- **STORED RECORDS**:
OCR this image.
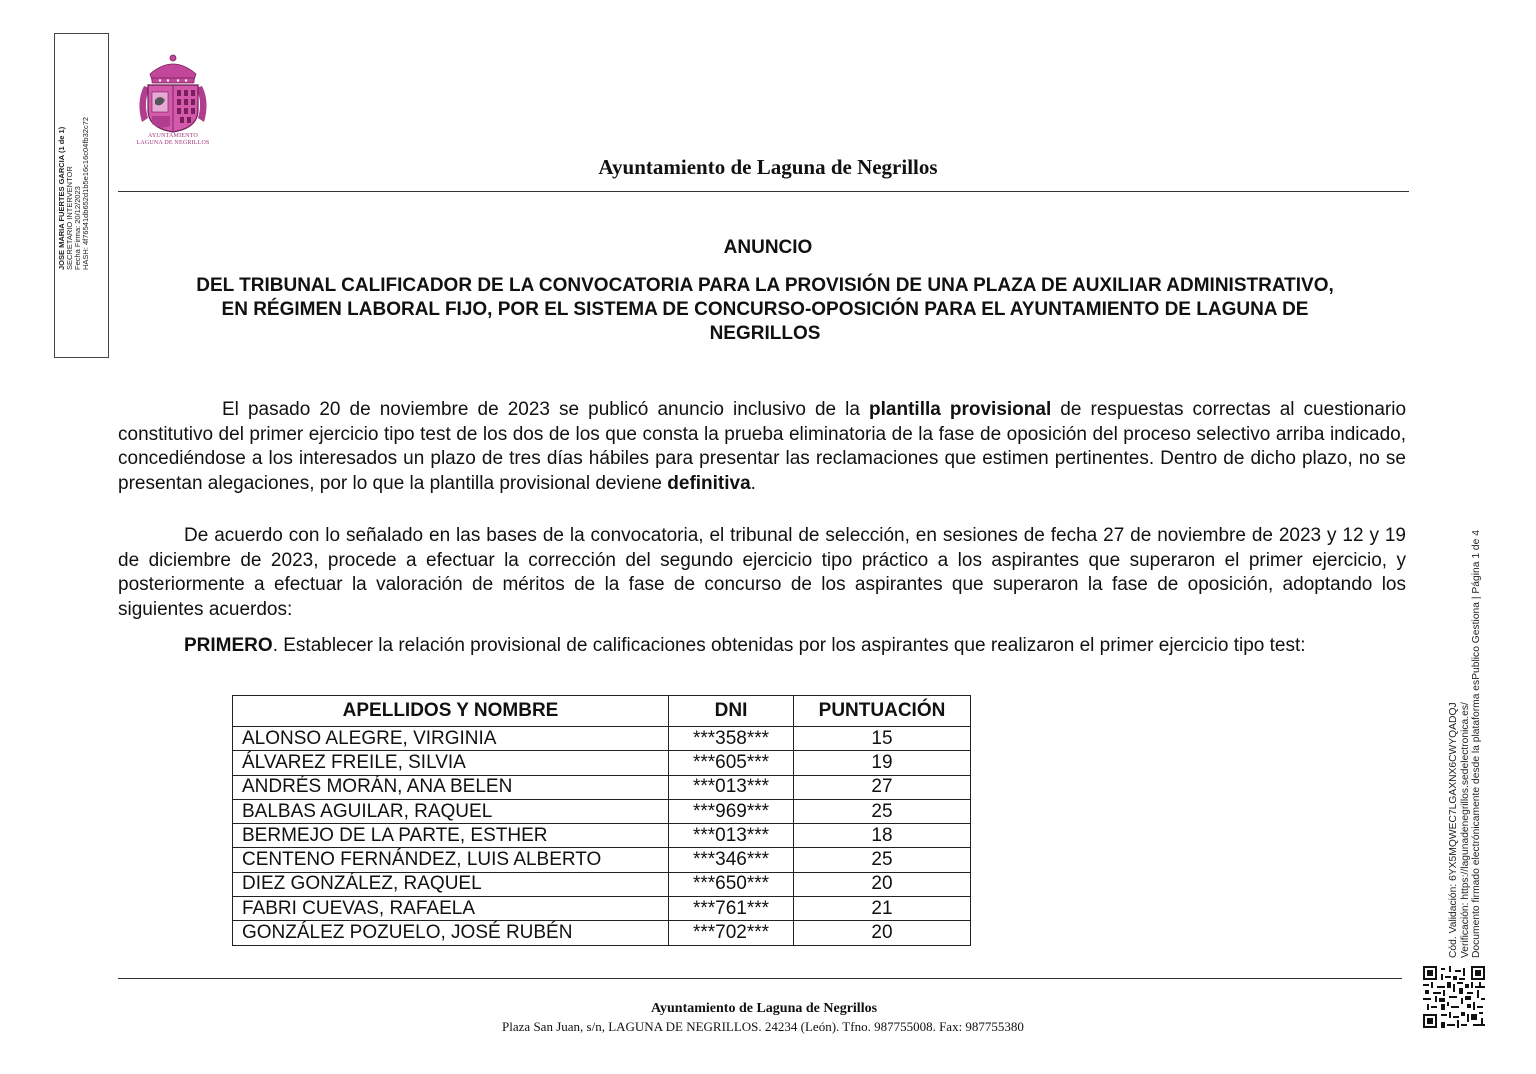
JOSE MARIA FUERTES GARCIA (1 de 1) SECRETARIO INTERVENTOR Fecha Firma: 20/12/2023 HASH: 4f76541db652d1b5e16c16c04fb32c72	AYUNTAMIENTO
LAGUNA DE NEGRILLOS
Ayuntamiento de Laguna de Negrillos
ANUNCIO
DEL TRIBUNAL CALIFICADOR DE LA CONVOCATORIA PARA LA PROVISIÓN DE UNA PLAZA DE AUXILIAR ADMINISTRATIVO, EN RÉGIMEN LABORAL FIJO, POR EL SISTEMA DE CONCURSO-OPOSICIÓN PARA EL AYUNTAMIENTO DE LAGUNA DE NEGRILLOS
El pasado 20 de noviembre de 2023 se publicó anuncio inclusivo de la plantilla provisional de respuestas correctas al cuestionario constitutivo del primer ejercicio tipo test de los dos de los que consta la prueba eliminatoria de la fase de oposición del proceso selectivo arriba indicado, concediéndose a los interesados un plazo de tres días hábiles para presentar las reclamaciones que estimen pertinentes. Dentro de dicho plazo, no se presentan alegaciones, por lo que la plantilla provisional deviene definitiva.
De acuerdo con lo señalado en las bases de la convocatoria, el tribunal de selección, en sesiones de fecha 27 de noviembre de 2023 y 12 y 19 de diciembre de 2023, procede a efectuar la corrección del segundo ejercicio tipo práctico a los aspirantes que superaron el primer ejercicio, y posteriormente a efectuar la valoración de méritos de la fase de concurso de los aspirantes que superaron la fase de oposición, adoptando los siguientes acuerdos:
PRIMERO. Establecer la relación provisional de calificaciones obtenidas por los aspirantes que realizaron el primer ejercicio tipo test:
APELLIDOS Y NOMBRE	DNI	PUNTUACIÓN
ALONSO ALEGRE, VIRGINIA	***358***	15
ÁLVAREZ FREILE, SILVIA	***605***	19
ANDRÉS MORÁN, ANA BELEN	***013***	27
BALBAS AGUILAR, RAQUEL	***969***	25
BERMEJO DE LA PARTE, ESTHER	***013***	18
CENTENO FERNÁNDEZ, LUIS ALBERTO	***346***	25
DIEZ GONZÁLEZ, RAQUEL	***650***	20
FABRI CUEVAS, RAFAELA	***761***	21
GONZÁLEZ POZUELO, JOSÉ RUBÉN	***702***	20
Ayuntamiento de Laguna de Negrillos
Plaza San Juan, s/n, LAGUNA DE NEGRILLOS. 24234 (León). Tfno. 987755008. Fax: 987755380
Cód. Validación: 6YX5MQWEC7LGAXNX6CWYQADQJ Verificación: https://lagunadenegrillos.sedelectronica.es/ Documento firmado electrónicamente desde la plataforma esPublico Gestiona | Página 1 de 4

- **STATED PROBLEM**: Your task is to return the entries above exactly, with no pictures.

- **SOLUTION**:
OCR this image.
JOSE MARIA FUERTES GARCIA (1 de 1) SECRETARIO INTERVENTOR Fecha Firma: 20/12/2023 HASH: 4f76541db652d1b5e16c16c04fb32c72	AYUNTAMIENTO
LAGUNA DE NEGRILLOS
Ayuntamiento de Laguna de Negrillos
ANUNCIO
DEL TRIBUNAL CALIFICADOR DE LA CONVOCATORIA PARA LA PROVISIÓN DE UNA PLAZA DE AUXILIAR ADMINISTRATIVO, EN RÉGIMEN LABORAL FIJO, POR EL SISTEMA DE CONCURSO-OPOSICIÓN PARA EL AYUNTAMIENTO DE LAGUNA DE NEGRILLOS
El pasado 20 de noviembre de 2023 se publicó anuncio inclusivo de la plantilla provisional de respuestas correctas al cuestionario constitutivo del primer ejercicio tipo test de los dos de los que consta la prueba eliminatoria de la fase de oposición del proceso selectivo arriba indicado, concediéndose a los interesados un plazo de tres días hábiles para presentar las reclamaciones que estimen pertinentes. Dentro de dicho plazo, no se presentan alegaciones, por lo que la plantilla provisional deviene definitiva.
De acuerdo con lo señalado en las bases de la convocatoria, el tribunal de selección, en sesiones de fecha 27 de noviembre de 2023 y 12 y 19 de diciembre de 2023, procede a efectuar la corrección del segundo ejercicio tipo práctico a los aspirantes que superaron el primer ejercicio, y posteriormente a efectuar la valoración de méritos de la fase de concurso de los aspirantes que superaron la fase de oposición, adoptando los siguientes acuerdos:
PRIMERO. Establecer la relación provisional de calificaciones obtenidas por los aspirantes que realizaron el primer ejercicio tipo test:
APELLIDOS Y NOMBRE	DNI	PUNTUACIÓN
ALONSO ALEGRE, VIRGINIA	***358***	15
ÁLVAREZ FREILE, SILVIA	***605***	19
ANDRÉS MORÁN, ANA BELEN	***013***	27
BALBAS AGUILAR, RAQUEL	***969***	25
BERMEJO DE LA PARTE, ESTHER	***013***	18
CENTENO FERNÁNDEZ, LUIS ALBERTO	***346***	25
DIEZ GONZÁLEZ, RAQUEL	***650***	20
FABRI CUEVAS, RAFAELA	***761***	21
GONZÁLEZ POZUELO, JOSÉ RUBÉN	***702***	20
Ayuntamiento de Laguna de Negrillos
Plaza San Juan, s/n, LAGUNA DE NEGRILLOS. 24234 (León). Tfno. 987755008. Fax: 987755380
Cód. Validación: 6YX5MQWEC7LGAXNX6CWYQADQJ Verificación: https://lagunadenegrillos.sedelectronica.es/ Documento firmado electrónicamente desde la plataforma esPublico Gestiona | Página 1 de 4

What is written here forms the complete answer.